= TASK GOAL =
Rewrite the rows from the line with "Itemize the components" up to and including the line with "table-number: 1 bbox=[232, 184, 268, 217]", putting "response-cell" wherever "answer-cell" appears and changing nothing else. Leave the pictures out of your answer.

= EXTRACTED INFORMATION =
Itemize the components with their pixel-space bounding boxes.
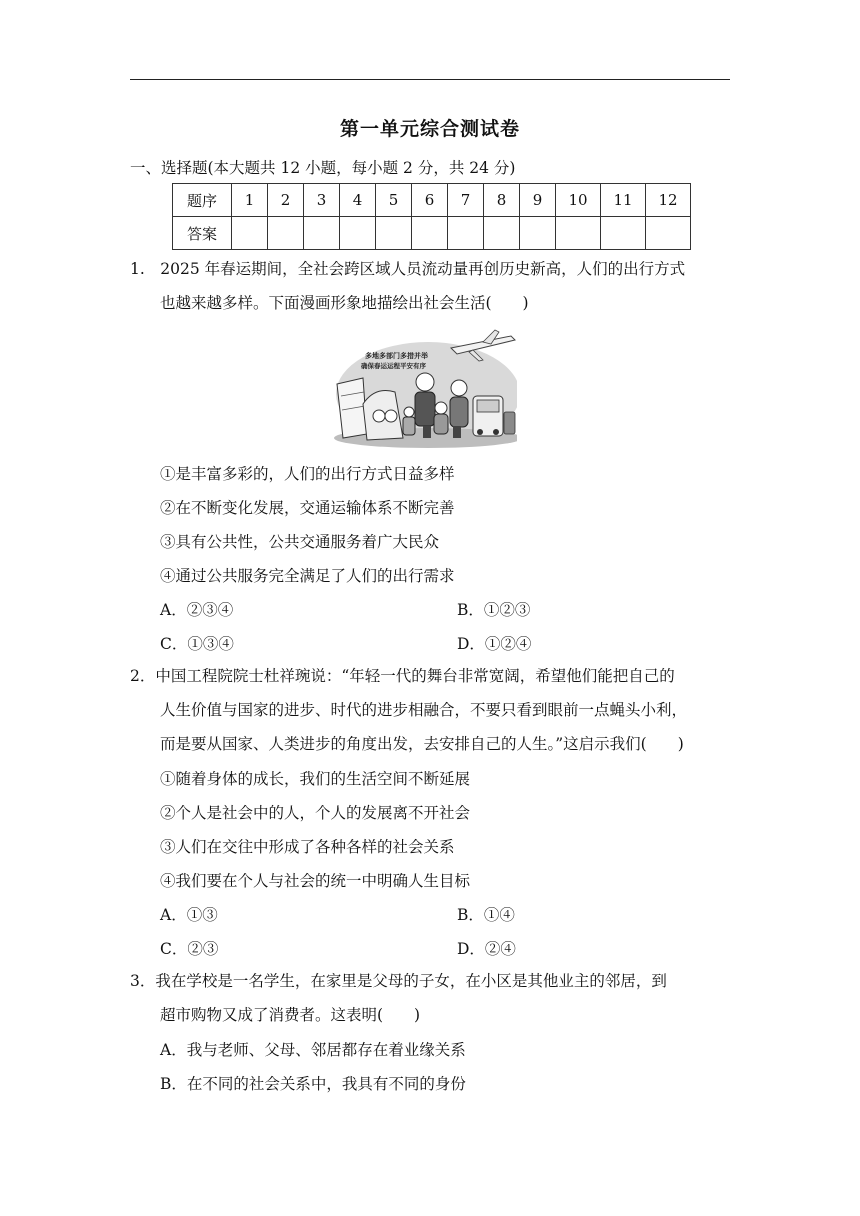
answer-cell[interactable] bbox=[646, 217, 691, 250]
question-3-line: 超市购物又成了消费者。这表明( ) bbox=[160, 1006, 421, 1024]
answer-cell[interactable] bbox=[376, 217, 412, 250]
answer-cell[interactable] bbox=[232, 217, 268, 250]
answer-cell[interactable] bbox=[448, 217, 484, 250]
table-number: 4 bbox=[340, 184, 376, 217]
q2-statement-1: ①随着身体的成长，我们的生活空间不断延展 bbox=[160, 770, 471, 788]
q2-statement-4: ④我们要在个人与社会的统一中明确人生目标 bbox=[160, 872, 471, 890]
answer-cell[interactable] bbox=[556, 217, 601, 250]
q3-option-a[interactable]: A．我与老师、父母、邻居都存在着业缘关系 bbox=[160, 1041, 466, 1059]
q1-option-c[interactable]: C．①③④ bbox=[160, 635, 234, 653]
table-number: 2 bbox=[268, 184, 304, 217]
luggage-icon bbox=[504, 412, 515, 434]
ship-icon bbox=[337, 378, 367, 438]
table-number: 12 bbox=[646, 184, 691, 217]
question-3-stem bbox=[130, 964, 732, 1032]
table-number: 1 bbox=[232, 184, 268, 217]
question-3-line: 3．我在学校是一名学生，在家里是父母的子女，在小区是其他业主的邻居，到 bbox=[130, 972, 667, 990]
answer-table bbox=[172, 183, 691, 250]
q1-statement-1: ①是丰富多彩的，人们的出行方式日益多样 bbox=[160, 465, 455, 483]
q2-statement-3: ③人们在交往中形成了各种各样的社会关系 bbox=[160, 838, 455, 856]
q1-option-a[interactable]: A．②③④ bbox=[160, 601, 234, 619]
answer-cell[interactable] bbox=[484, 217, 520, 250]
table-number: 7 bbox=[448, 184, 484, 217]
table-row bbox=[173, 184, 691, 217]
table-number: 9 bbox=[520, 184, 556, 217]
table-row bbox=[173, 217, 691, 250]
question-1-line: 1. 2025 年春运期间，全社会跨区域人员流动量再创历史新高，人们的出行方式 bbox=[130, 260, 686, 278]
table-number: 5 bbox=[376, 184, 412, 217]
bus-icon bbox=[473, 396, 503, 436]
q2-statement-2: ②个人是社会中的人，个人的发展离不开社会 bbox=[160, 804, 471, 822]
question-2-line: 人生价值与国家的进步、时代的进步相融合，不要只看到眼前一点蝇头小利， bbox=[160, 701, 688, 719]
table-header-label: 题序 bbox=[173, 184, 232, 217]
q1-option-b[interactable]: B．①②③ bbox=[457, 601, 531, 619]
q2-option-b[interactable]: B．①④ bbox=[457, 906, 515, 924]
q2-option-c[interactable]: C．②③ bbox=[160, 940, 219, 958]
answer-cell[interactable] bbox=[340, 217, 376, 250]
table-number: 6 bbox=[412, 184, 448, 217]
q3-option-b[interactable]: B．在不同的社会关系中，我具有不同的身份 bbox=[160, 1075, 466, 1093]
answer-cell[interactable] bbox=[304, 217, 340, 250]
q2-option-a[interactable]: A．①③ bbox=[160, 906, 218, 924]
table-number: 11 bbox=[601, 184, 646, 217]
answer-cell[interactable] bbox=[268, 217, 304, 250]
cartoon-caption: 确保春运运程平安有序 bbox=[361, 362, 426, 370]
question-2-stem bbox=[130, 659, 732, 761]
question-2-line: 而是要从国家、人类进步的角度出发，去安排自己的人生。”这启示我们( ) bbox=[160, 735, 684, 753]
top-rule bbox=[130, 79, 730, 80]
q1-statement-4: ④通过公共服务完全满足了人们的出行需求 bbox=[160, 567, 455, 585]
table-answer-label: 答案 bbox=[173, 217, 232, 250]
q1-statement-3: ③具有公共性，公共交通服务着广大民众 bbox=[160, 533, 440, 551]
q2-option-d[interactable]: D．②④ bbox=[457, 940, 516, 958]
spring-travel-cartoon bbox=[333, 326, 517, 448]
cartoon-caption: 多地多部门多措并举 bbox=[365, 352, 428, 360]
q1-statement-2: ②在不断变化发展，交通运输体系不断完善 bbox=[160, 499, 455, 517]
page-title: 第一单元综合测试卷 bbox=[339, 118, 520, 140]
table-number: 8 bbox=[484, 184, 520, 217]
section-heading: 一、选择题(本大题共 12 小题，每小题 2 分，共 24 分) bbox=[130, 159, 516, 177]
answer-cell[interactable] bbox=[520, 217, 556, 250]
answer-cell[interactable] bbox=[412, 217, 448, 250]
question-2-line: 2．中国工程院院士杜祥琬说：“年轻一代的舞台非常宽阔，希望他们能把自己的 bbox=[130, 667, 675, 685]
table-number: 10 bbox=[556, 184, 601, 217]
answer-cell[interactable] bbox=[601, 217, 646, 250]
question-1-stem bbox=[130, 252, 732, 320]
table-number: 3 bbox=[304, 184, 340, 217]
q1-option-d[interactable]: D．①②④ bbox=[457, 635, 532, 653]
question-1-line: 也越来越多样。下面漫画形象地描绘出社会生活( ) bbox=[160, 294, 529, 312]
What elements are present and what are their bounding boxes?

---

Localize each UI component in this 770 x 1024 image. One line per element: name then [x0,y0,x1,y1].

= WRITTEN ANSWER =
Itemize the components with their pixel-space bounding boxes.
response-cell[interactable] bbox=[646, 217, 691, 250]
question-3-line: 超市购物又成了消费者。这表明( ) bbox=[160, 1006, 421, 1024]
response-cell[interactable] bbox=[376, 217, 412, 250]
response-cell[interactable] bbox=[232, 217, 268, 250]
response-cell[interactable] bbox=[448, 217, 484, 250]
table-number: 4 bbox=[340, 184, 376, 217]
q2-statement-1: ①随着身体的成长，我们的生活空间不断延展 bbox=[160, 770, 471, 788]
q2-statement-4: ④我们要在个人与社会的统一中明确人生目标 bbox=[160, 872, 471, 890]
response-cell[interactable] bbox=[556, 217, 601, 250]
q3-option-a[interactable]: A．我与老师、父母、邻居都存在着业缘关系 bbox=[160, 1041, 466, 1059]
q1-option-c[interactable]: C．①③④ bbox=[160, 635, 234, 653]
table-number: 2 bbox=[268, 184, 304, 217]
luggage-icon bbox=[504, 412, 515, 434]
ship-icon bbox=[337, 378, 367, 438]
table-number: 12 bbox=[646, 184, 691, 217]
question-3-stem bbox=[130, 964, 732, 1032]
table-number: 1 bbox=[232, 184, 268, 217]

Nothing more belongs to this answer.